The input »

------------------------------------------------------------------------

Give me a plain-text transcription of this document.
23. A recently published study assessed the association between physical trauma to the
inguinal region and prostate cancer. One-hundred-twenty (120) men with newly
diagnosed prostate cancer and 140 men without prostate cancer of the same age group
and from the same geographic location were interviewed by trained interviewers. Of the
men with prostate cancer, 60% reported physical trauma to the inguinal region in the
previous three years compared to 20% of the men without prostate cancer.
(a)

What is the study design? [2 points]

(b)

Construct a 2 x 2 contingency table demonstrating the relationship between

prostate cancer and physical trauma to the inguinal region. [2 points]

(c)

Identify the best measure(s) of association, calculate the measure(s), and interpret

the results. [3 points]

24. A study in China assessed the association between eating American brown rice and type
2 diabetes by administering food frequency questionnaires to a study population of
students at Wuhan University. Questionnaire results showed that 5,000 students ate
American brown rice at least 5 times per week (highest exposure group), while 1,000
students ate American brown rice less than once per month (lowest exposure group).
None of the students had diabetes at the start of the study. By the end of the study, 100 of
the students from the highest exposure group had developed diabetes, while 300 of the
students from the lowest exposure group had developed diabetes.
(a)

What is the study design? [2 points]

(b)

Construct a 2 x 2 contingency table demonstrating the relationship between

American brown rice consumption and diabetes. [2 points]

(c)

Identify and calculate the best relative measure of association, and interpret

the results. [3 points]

------------------------------------------------------------------------

Given exercise » Repeat each record exactly, leaving nothing out.

Final result »
Give me a plain-text transcription of this document.
23. A recently published study assessed the association between physical trauma to the
inguinal region and prostate cancer. One-hundred-twenty (120) men with newly
diagnosed prostate cancer and 140 men without prostate cancer of the same age group
and from the same geographic location were interviewed by trained interviewers. Of the
men with prostate cancer, 60% reported physical trauma to the inguinal region in the
previous three years compared to 20% of the men without prostate cancer.
(a)

What is the study design? [2 points]

(b)

Construct a 2 x 2 contingency table demonstrating the relationship between

prostate cancer and physical trauma to the inguinal region. [2 points]

(c)

Identify the best measure(s) of association, calculate the measure(s), and interpret

the results. [3 points]

24. A study in China assessed the association between eating American brown rice and type
2 diabetes by administering food frequency questionnaires to a study population of
students at Wuhan University. Questionnaire results showed that 5,000 students ate
American brown rice at least 5 times per week (highest exposure group), while 1,000
students ate American brown rice less than once per month (lowest exposure group).
None of the students had diabetes at the start of the study. By the end of the study, 100 of
the students from the highest exposure group had developed diabetes, while 300 of the
students from the lowest exposure group had developed diabetes.
(a)

What is the study design? [2 points]

(b)

Construct a 2 x 2 contingency table demonstrating the relationship between

American brown rice consumption and diabetes. [2 points]

(c)

Identify and calculate the best relative measure of association, and interpret

the results. [3 points]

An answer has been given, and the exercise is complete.